Return every line of the listing below verbatim, with nothing added, dropped, or altered.

══════════════════════════════

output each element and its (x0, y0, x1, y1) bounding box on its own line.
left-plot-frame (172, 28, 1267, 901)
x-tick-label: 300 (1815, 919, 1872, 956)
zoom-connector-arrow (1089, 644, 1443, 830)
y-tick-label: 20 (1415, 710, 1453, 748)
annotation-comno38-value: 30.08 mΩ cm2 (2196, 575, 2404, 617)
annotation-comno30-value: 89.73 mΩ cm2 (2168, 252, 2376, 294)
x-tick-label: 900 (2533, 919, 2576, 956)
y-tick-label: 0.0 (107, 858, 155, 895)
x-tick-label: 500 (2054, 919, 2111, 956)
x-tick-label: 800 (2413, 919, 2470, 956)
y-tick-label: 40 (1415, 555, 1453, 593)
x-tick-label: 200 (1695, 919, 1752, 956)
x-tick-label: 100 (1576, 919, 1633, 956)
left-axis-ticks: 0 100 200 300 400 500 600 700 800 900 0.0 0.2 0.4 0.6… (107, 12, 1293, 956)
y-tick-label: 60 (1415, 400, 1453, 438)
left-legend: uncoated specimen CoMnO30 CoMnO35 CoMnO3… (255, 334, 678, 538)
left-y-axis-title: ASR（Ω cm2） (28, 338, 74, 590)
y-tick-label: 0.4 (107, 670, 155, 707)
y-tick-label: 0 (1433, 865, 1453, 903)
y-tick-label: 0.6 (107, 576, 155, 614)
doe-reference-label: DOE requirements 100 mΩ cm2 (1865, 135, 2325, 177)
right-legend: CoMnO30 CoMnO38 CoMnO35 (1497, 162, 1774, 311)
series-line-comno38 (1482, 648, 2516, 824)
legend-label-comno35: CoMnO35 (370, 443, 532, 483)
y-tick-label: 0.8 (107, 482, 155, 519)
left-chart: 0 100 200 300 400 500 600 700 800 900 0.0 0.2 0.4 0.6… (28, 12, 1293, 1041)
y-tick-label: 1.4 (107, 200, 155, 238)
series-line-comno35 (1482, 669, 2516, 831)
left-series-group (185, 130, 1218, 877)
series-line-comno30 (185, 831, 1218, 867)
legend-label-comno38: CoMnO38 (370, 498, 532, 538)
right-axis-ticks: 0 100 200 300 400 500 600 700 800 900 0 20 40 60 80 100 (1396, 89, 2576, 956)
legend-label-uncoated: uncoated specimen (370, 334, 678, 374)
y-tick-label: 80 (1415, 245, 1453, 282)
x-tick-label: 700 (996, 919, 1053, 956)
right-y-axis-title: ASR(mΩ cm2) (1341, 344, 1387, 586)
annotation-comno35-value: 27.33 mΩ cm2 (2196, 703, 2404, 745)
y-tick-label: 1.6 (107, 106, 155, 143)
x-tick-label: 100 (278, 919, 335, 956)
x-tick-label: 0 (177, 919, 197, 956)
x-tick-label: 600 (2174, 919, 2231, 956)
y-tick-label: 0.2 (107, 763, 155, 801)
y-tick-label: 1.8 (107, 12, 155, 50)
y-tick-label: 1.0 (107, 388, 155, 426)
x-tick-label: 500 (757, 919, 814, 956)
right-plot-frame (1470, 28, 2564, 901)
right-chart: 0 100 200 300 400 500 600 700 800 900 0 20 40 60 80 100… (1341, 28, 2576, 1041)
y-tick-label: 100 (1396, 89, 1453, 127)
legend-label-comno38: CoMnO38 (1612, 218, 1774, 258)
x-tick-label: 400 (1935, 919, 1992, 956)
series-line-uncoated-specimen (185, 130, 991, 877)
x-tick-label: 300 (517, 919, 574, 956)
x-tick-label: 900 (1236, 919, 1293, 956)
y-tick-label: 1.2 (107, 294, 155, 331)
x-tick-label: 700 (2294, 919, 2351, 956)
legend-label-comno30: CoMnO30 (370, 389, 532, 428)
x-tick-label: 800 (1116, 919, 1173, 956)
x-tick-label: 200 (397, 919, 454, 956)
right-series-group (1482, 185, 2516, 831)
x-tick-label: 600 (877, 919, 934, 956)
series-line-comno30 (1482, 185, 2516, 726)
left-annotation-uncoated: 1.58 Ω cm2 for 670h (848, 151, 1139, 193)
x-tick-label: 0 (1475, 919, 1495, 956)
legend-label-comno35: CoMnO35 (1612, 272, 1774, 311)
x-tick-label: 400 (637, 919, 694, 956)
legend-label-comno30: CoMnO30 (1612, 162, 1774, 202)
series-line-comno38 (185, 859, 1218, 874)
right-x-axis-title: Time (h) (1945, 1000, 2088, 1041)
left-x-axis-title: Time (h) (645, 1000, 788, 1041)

══════════════════════════════

◆ **Reply**
output each element and its (x0, y0, x1, y1) bounding box on its own line.
left-plot-frame (172, 28, 1267, 901)
x-tick-label: 300 (1815, 919, 1872, 956)
zoom-connector-arrow (1089, 644, 1443, 830)
y-tick-label: 20 (1415, 710, 1453, 748)
annotation-comno38-value: 30.08 mΩ cm2 (2196, 575, 2404, 617)
annotation-comno30-value: 89.73 mΩ cm2 (2168, 252, 2376, 294)
x-tick-label: 900 (2533, 919, 2576, 956)
y-tick-label: 0.0 (107, 858, 155, 895)
x-tick-label: 500 (2054, 919, 2111, 956)
x-tick-label: 800 (2413, 919, 2470, 956)
y-tick-label: 40 (1415, 555, 1453, 593)
x-tick-label: 200 (1695, 919, 1752, 956)
x-tick-label: 100 (1576, 919, 1633, 956)
left-axis-ticks: 0 100 200 300 400 500 600 700 800 900 0.0 0.2 0.4 0.6… (107, 12, 1293, 956)
y-tick-label: 60 (1415, 400, 1453, 438)
left-legend: uncoated specimen CoMnO30 CoMnO35 CoMnO3… (255, 334, 678, 538)
left-y-axis-title: ASR（Ω cm2） (28, 338, 74, 590)
y-tick-label: 0.4 (107, 670, 155, 707)
y-tick-label: 0 (1433, 865, 1453, 903)
y-tick-label: 0.6 (107, 576, 155, 614)
doe-reference-label: DOE requirements 100 mΩ cm2 (1865, 135, 2325, 177)
right-legend: CoMnO30 CoMnO38 CoMnO35 (1497, 162, 1774, 311)
series-line-comno38 (1482, 648, 2516, 824)
legend-label-comno35: CoMnO35 (370, 443, 532, 483)
y-tick-label: 0.8 (107, 482, 155, 519)
left-chart: 0 100 200 300 400 500 600 700 800 900 0.0 0.2 0.4 0.6… (28, 12, 1293, 1041)
y-tick-label: 1.4 (107, 200, 155, 238)
series-line-comno35 (1482, 669, 2516, 831)
left-series-group (185, 130, 1218, 877)
series-line-comno30 (185, 831, 1218, 867)
legend-label-comno38: CoMnO38 (370, 498, 532, 538)
right-axis-ticks: 0 100 200 300 400 500 600 700 800 900 0 20 40 60 80 100 (1396, 89, 2576, 956)
legend-label-uncoated: uncoated specimen (370, 334, 678, 374)
y-tick-label: 80 (1415, 245, 1453, 282)
x-tick-label: 700 (996, 919, 1053, 956)
right-y-axis-title: ASR(mΩ cm2) (1341, 344, 1387, 586)
annotation-comno35-value: 27.33 mΩ cm2 (2196, 703, 2404, 745)
y-tick-label: 1.6 (107, 106, 155, 143)
x-tick-label: 100 (278, 919, 335, 956)
x-tick-label: 0 (177, 919, 197, 956)
x-tick-label: 600 (2174, 919, 2231, 956)
y-tick-label: 0.2 (107, 763, 155, 801)
y-tick-label: 1.8 (107, 12, 155, 50)
y-tick-label: 1.0 (107, 388, 155, 426)
x-tick-label: 500 (757, 919, 814, 956)
right-plot-frame (1470, 28, 2564, 901)
right-chart: 0 100 200 300 400 500 600 700 800 900 0 20 40 60 80 100… (1341, 28, 2576, 1041)
y-tick-label: 100 (1396, 89, 1453, 127)
legend-label-comno38: CoMnO38 (1612, 218, 1774, 258)
x-tick-label: 400 (1935, 919, 1992, 956)
series-line-uncoated-specimen (185, 130, 991, 877)
x-tick-label: 300 (517, 919, 574, 956)
x-tick-label: 900 (1236, 919, 1293, 956)
y-tick-label: 1.2 (107, 294, 155, 331)
x-tick-label: 700 (2294, 919, 2351, 956)
legend-label-comno30: CoMnO30 (370, 389, 532, 428)
x-tick-label: 800 (1116, 919, 1173, 956)
x-tick-label: 200 (397, 919, 454, 956)
right-series-group (1482, 185, 2516, 831)
x-tick-label: 600 (877, 919, 934, 956)
series-line-comno30 (1482, 185, 2516, 726)
left-annotation-uncoated: 1.58 Ω cm2 for 670h (848, 151, 1139, 193)
x-tick-label: 0 (1475, 919, 1495, 956)
legend-label-comno35: CoMnO35 (1612, 272, 1774, 311)
x-tick-label: 400 (637, 919, 694, 956)
legend-label-comno30: CoMnO30 (1612, 162, 1774, 202)
series-line-comno38 (185, 859, 1218, 874)
right-x-axis-title: Time (h) (1945, 1000, 2088, 1041)
left-x-axis-title: Time (h) (645, 1000, 788, 1041)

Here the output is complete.